▶ Goal of the exercise: Below are records; state how many of their lines hold the word "this", and give only the figure.

▶ Provided entries:
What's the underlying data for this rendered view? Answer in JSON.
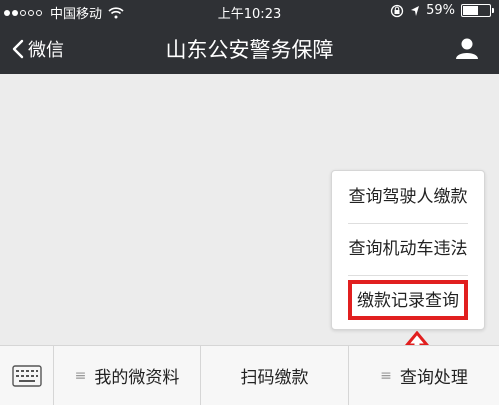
{
  "status_bar": {
    "carrier": "中国移动",
    "time": "上午10:23",
    "battery": "59%",
    "battery_level": 0.59
  },
  "nav": {
    "back_label": "微信",
    "title": "山东公安警务保障"
  },
  "popup_menu": {
    "items": [
      "查询驾驶人缴款",
      "查询机动车违法",
      "缴款记录查询"
    ],
    "highlighted_index": 2,
    "highlight_color": "#e11f1f"
  },
  "bottom_bar": {
    "tabs": [
      "我的微资料",
      "扫码缴款",
      "查询处理"
    ]
  },
  "icons": {
    "back": "chevron-left-icon",
    "user": "user-icon",
    "keyboard": "keyboard-icon",
    "wifi": "wifi-icon",
    "lock": "rotation-lock-icon",
    "location": "location-arrow-icon",
    "battery": "battery-icon",
    "menu": "hamburger-icon",
    "arrow": "up-arrow-icon"
  }
}
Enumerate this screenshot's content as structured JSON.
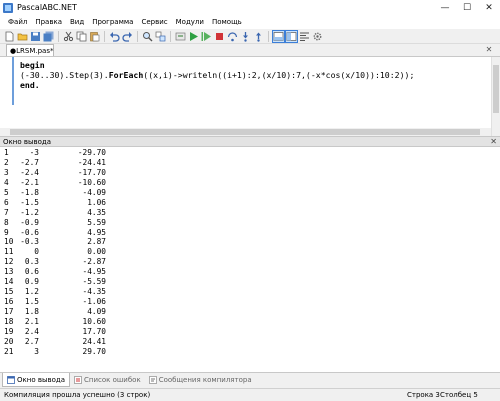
{
  "window": {
    "title": "PascalABC.NET",
    "controls": [
      "—",
      "☐",
      "✕"
    ]
  },
  "menu": [
    "Файл",
    "Правка",
    "Вид",
    "Программа",
    "Сервис",
    "Модули",
    "Помощь"
  ],
  "toolbar_icons": [
    "new-file-icon",
    "open-icon",
    "save-icon",
    "save-all-icon",
    "cut-icon",
    "copy-icon",
    "paste-icon",
    "undo-icon",
    "redo-icon",
    "find-icon",
    "replace-icon",
    "compile-icon",
    "run-icon",
    "debug-run-icon",
    "stop-icon",
    "step-over-icon",
    "step-into-icon",
    "step-out-icon",
    "toggle-output-icon",
    "split-view-icon",
    "format-icon",
    "options-icon"
  ],
  "document_tab": {
    "label": "●LRSM.pas*",
    "close": "✕"
  },
  "editor": {
    "line1": "begin",
    "line2_num_range": "(-30..30)",
    "line2_step": ".Step(3).",
    "line2_foreach": "ForEach",
    "line2_rest": "((x,i)->writeln((i+1):2,(x/10):7,(-x*cos(x/10)):10:2));",
    "line3": "end."
  },
  "output": {
    "title": "Окно вывода",
    "close": "✕",
    "rows": [
      [
        "1",
        "-3",
        "-29.70"
      ],
      [
        "2",
        "-2.7",
        "-24.41"
      ],
      [
        "3",
        "-2.4",
        "-17.70"
      ],
      [
        "4",
        "-2.1",
        "-10.60"
      ],
      [
        "5",
        "-1.8",
        "-4.09"
      ],
      [
        "6",
        "-1.5",
        "1.06"
      ],
      [
        "7",
        "-1.2",
        "4.35"
      ],
      [
        "8",
        "-0.9",
        "5.59"
      ],
      [
        "9",
        "-0.6",
        "4.95"
      ],
      [
        "10",
        "-0.3",
        "2.87"
      ],
      [
        "11",
        "0",
        "0.00"
      ],
      [
        "12",
        "0.3",
        "-2.87"
      ],
      [
        "13",
        "0.6",
        "-4.95"
      ],
      [
        "14",
        "0.9",
        "-5.59"
      ],
      [
        "15",
        "1.2",
        "-4.35"
      ],
      [
        "16",
        "1.5",
        "-1.06"
      ],
      [
        "17",
        "1.8",
        "4.09"
      ],
      [
        "18",
        "2.1",
        "10.60"
      ],
      [
        "19",
        "2.4",
        "17.70"
      ],
      [
        "20",
        "2.7",
        "24.41"
      ],
      [
        "21",
        "3",
        "29.70"
      ]
    ]
  },
  "bottom_tabs": [
    {
      "label": "Окно вывода",
      "active": true
    },
    {
      "label": "Список ошибок",
      "active": false
    },
    {
      "label": "Сообщения компилятора",
      "active": false
    }
  ],
  "status": {
    "message": "Компиляция прошла успешно (3 строк)",
    "row": "Строка  3",
    "col": "Столбец  5"
  },
  "colors": {
    "accent": "#3c7fd8",
    "run": "#2ea043",
    "stop": "#d13438"
  }
}
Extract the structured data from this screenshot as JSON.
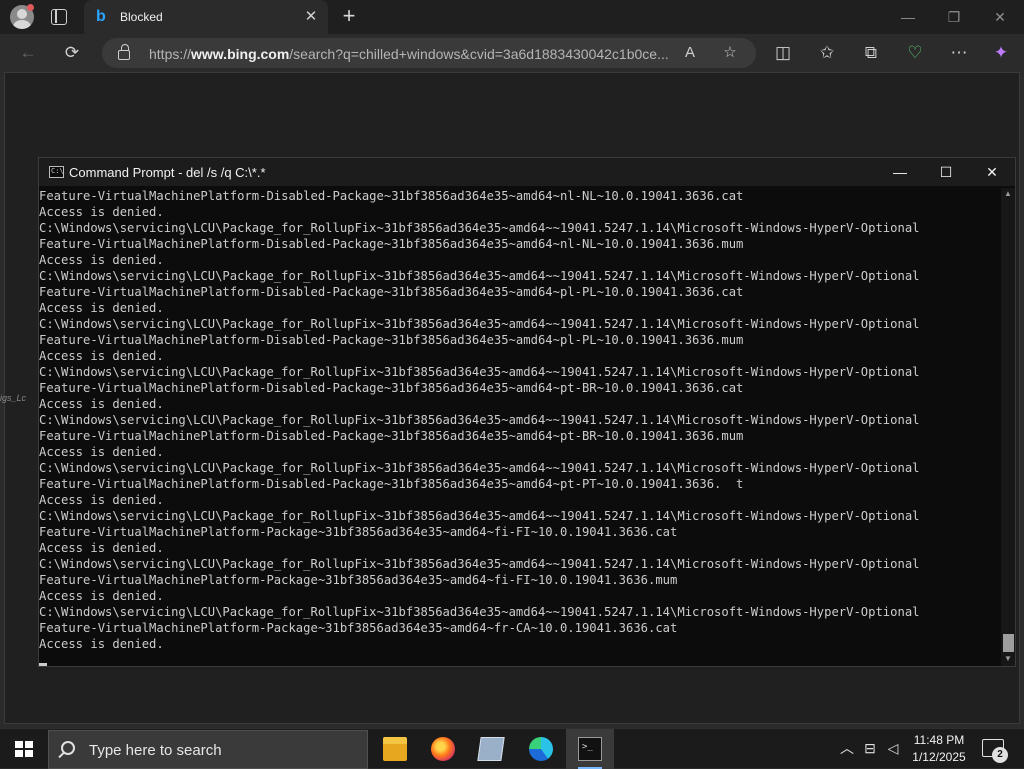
{
  "browser": {
    "tab_title": "Blocked",
    "tab_favicon": "b",
    "url_prefix": "https://",
    "url_domain": "www.bing.com",
    "url_rest": "/search?q=chilled+windows&cvid=3a6d1883430042c1b0ce...",
    "icons": {
      "new_tab": "+",
      "tab_close": "✕",
      "minimize": "—",
      "restore": "❐",
      "close": "✕",
      "back": "←",
      "refresh": "⟳",
      "read_aloud": "A",
      "favorite": "☆",
      "split_screen": "◫",
      "favorites": "✩",
      "collections": "⧉",
      "browser_essentials": "♡",
      "more": "⋯",
      "copilot": "✦"
    }
  },
  "desktop": {
    "partial_label": "igs_Lc"
  },
  "cmd": {
    "title": "Command Prompt - del  /s /q C:\\*.*",
    "minimize": "—",
    "maximize": "☐",
    "close": "✕",
    "lines": [
      "Feature-VirtualMachinePlatform-Disabled-Package~31bf3856ad364e35~amd64~nl-NL~10.0.19041.3636.cat",
      "Access is denied.",
      "C:\\Windows\\servicing\\LCU\\Package_for_RollupFix~31bf3856ad364e35~amd64~~19041.5247.1.14\\Microsoft-Windows-HyperV-Optional",
      "Feature-VirtualMachinePlatform-Disabled-Package~31bf3856ad364e35~amd64~nl-NL~10.0.19041.3636.mum",
      "Access is denied.",
      "C:\\Windows\\servicing\\LCU\\Package_for_RollupFix~31bf3856ad364e35~amd64~~19041.5247.1.14\\Microsoft-Windows-HyperV-Optional",
      "Feature-VirtualMachinePlatform-Disabled-Package~31bf3856ad364e35~amd64~pl-PL~10.0.19041.3636.cat",
      "Access is denied.",
      "C:\\Windows\\servicing\\LCU\\Package_for_RollupFix~31bf3856ad364e35~amd64~~19041.5247.1.14\\Microsoft-Windows-HyperV-Optional",
      "Feature-VirtualMachinePlatform-Disabled-Package~31bf3856ad364e35~amd64~pl-PL~10.0.19041.3636.mum",
      "Access is denied.",
      "C:\\Windows\\servicing\\LCU\\Package_for_RollupFix~31bf3856ad364e35~amd64~~19041.5247.1.14\\Microsoft-Windows-HyperV-Optional",
      "Feature-VirtualMachinePlatform-Disabled-Package~31bf3856ad364e35~amd64~pt-BR~10.0.19041.3636.cat",
      "Access is denied.",
      "C:\\Windows\\servicing\\LCU\\Package_for_RollupFix~31bf3856ad364e35~amd64~~19041.5247.1.14\\Microsoft-Windows-HyperV-Optional",
      "Feature-VirtualMachinePlatform-Disabled-Package~31bf3856ad364e35~amd64~pt-BR~10.0.19041.3636.mum",
      "Access is denied.",
      "C:\\Windows\\servicing\\LCU\\Package_for_RollupFix~31bf3856ad364e35~amd64~~19041.5247.1.14\\Microsoft-Windows-HyperV-Optional",
      "Feature-VirtualMachinePlatform-Disabled-Package~31bf3856ad364e35~amd64~pt-PT~10.0.19041.3636.  t",
      "Access is denied.",
      "C:\\Windows\\servicing\\LCU\\Package_for_RollupFix~31bf3856ad364e35~amd64~~19041.5247.1.14\\Microsoft-Windows-HyperV-Optional",
      "Feature-VirtualMachinePlatform-Package~31bf3856ad364e35~amd64~fi-FI~10.0.19041.3636.cat",
      "Access is denied.",
      "C:\\Windows\\servicing\\LCU\\Package_for_RollupFix~31bf3856ad364e35~amd64~~19041.5247.1.14\\Microsoft-Windows-HyperV-Optional",
      "Feature-VirtualMachinePlatform-Package~31bf3856ad364e35~amd64~fi-FI~10.0.19041.3636.mum",
      "Access is denied.",
      "C:\\Windows\\servicing\\LCU\\Package_for_RollupFix~31bf3856ad364e35~amd64~~19041.5247.1.14\\Microsoft-Windows-HyperV-Optional",
      "Feature-VirtualMachinePlatform-Package~31bf3856ad364e35~amd64~fr-CA~10.0.19041.3636.cat",
      "Access is denied."
    ]
  },
  "taskbar": {
    "search_placeholder": "Type here to search",
    "clock_time": "11:48 PM",
    "clock_date": "1/12/2025",
    "notification_count": "2",
    "tray_icons": {
      "chevron": "︿",
      "network": "⊟",
      "volume": "◁"
    },
    "apps": [
      "file-explorer-icon",
      "firefox-icon",
      "windows-explorer-icon",
      "edge-icon",
      "command-prompt-icon"
    ]
  },
  "colors": {
    "accent_blue": "#2aa3ff",
    "console_text": "#cccccc",
    "console_bg": "#0c0c0c"
  }
}
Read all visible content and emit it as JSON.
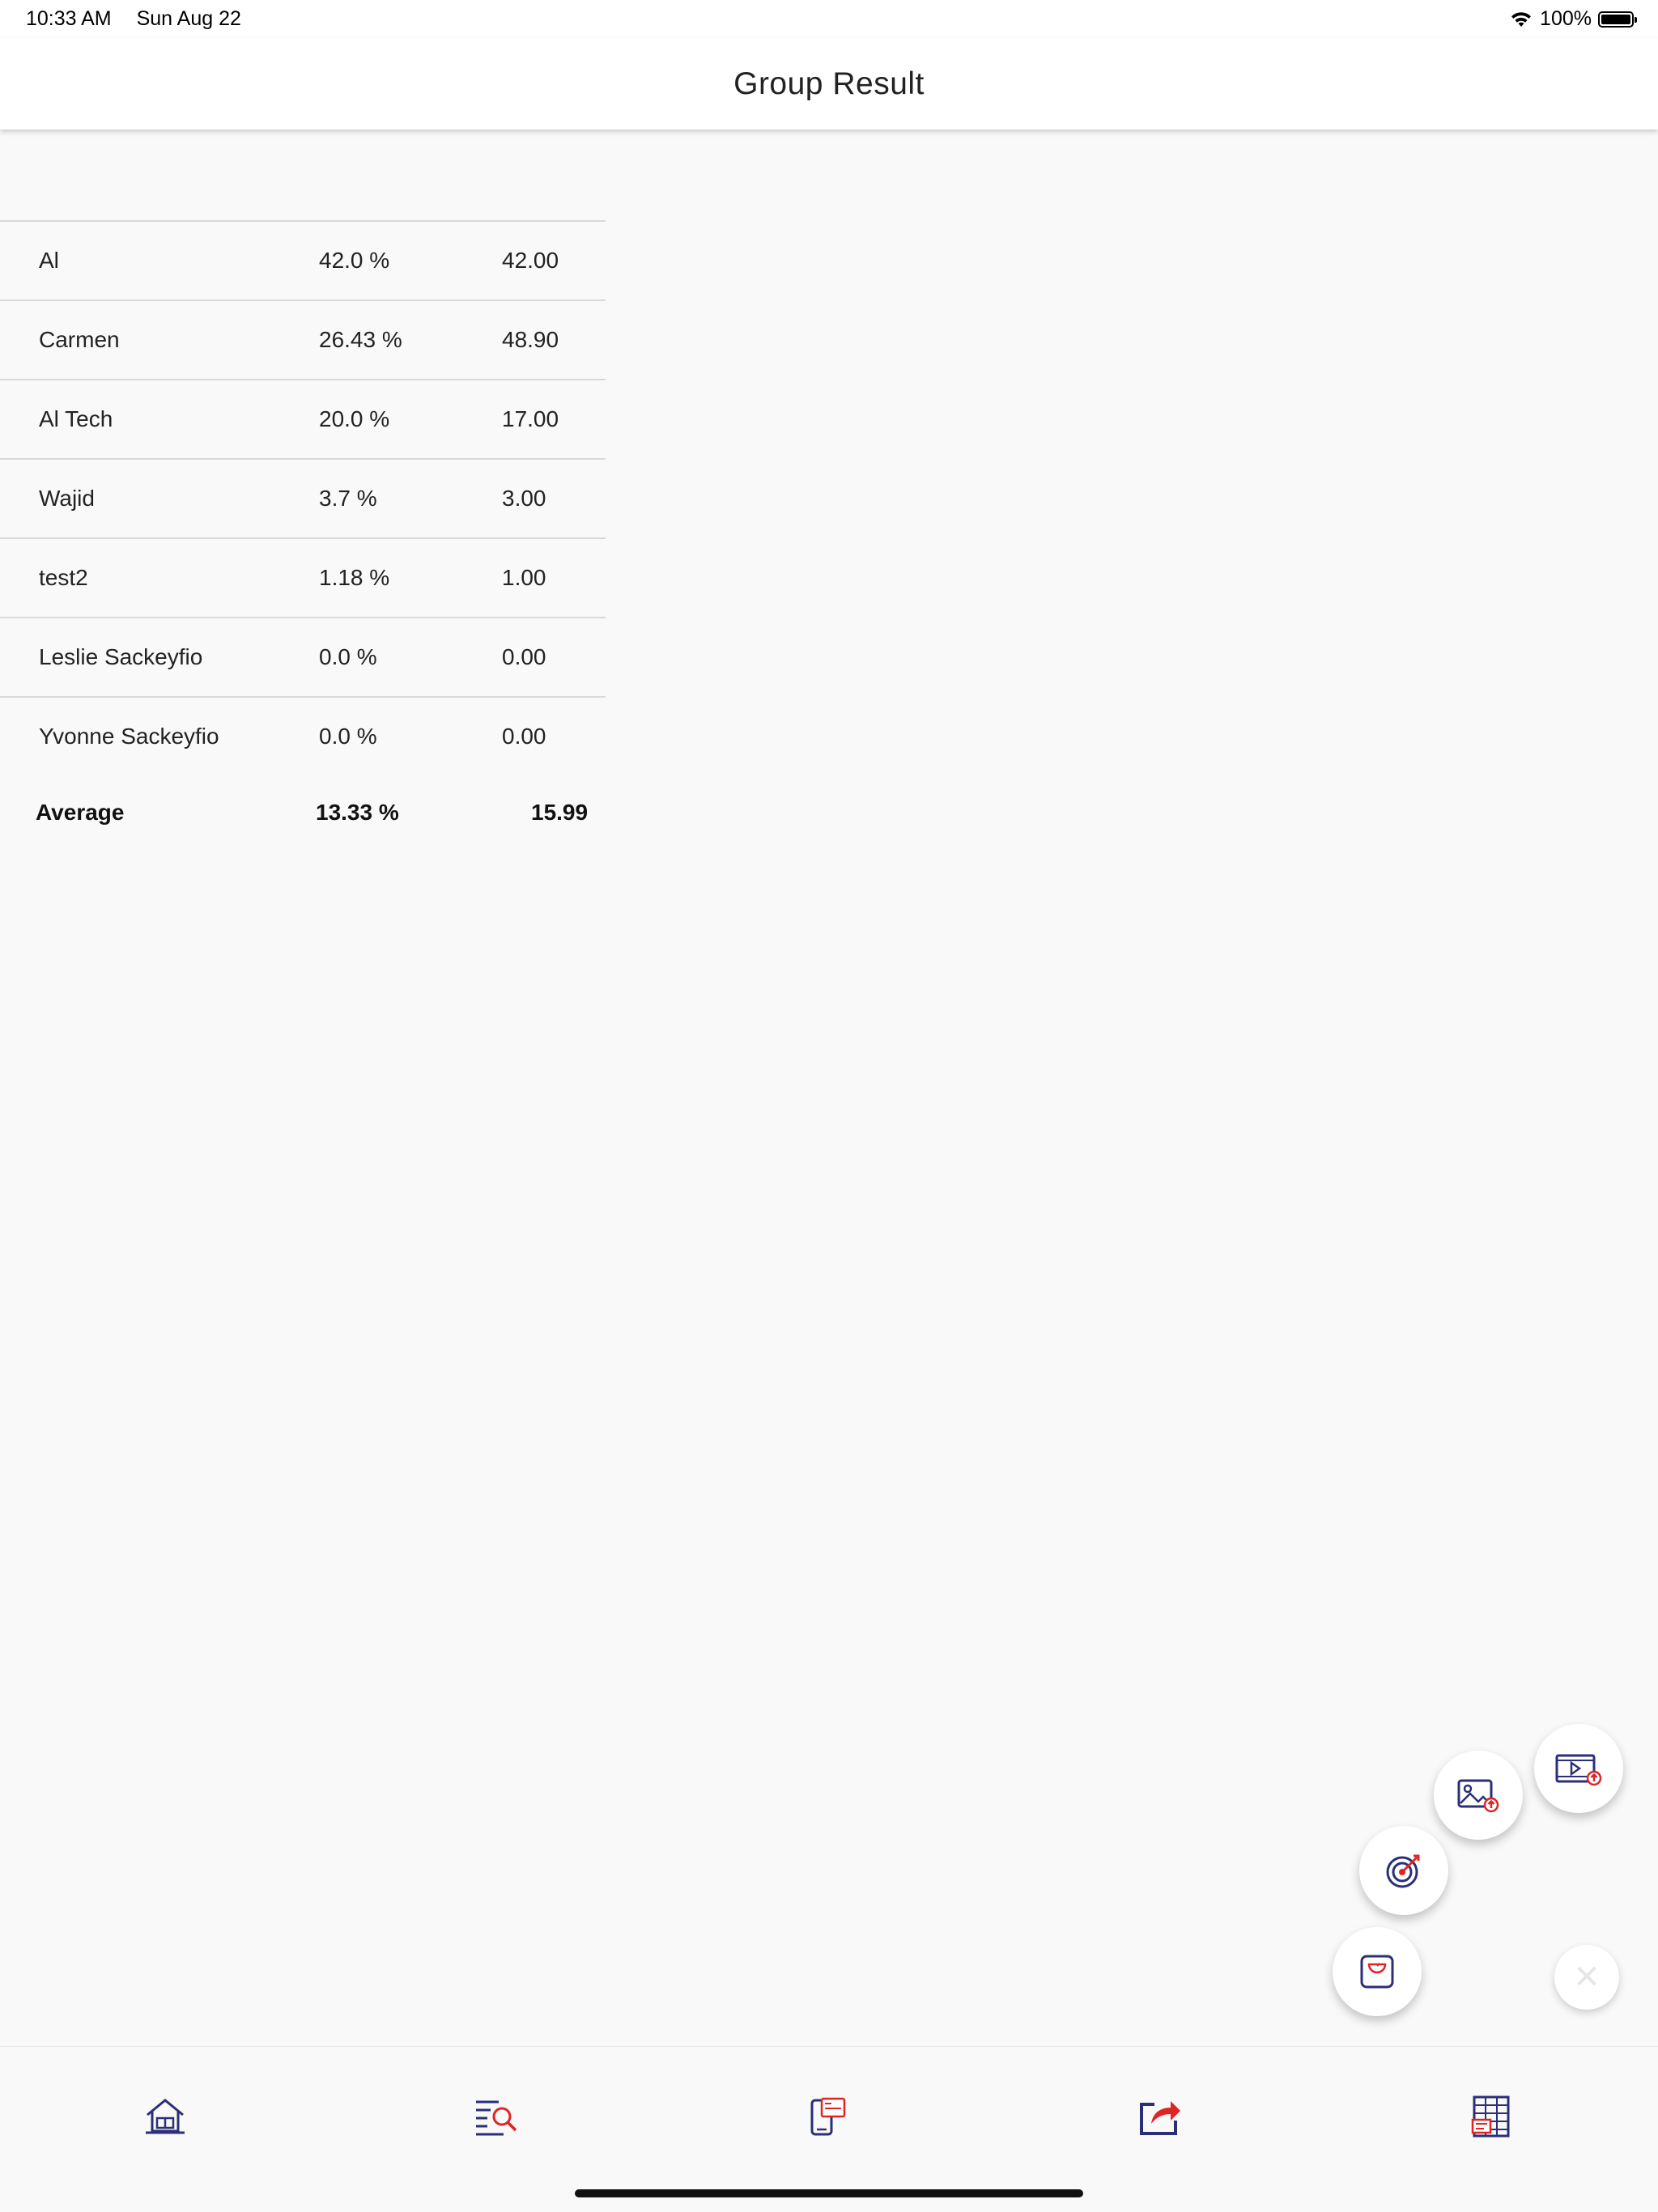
{
  "status_bar": {
    "time": "10:33 AM",
    "date": "Sun Aug 22",
    "battery": "100%",
    "battery_level": 1.0
  },
  "header": {
    "title": "Group Result"
  },
  "results": {
    "rows": [
      {
        "name": "Al",
        "percent": "42.0 %",
        "value": "42.00"
      },
      {
        "name": "Carmen",
        "percent": "26.43 %",
        "value": "48.90"
      },
      {
        "name": "Al Tech",
        "percent": "20.0 %",
        "value": "17.00"
      },
      {
        "name": "Wajid",
        "percent": "3.7 %",
        "value": "3.00"
      },
      {
        "name": "test2",
        "percent": "1.18 %",
        "value": "1.00"
      },
      {
        "name": "Leslie Sackeyfio",
        "percent": "0.0 %",
        "value": "0.00"
      },
      {
        "name": "Yvonne Sackeyfio",
        "percent": "0.0 %",
        "value": "0.00"
      }
    ],
    "average": {
      "label": "Average",
      "percent": "13.33 %",
      "value": "15.99"
    }
  },
  "fab_menu": {
    "items": [
      "video-upload-icon",
      "image-upload-icon",
      "target-icon",
      "scale-icon"
    ],
    "close_icon": "close-icon"
  },
  "tab_bar": {
    "icons": [
      "home-icon",
      "search-list-icon",
      "payment-icon",
      "share-icon",
      "spreadsheet-icon"
    ]
  },
  "colors": {
    "icon_primary": "#2b2f77",
    "icon_accent": "#e02424",
    "background": "#f9f9f9"
  }
}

▶ Right answer: 3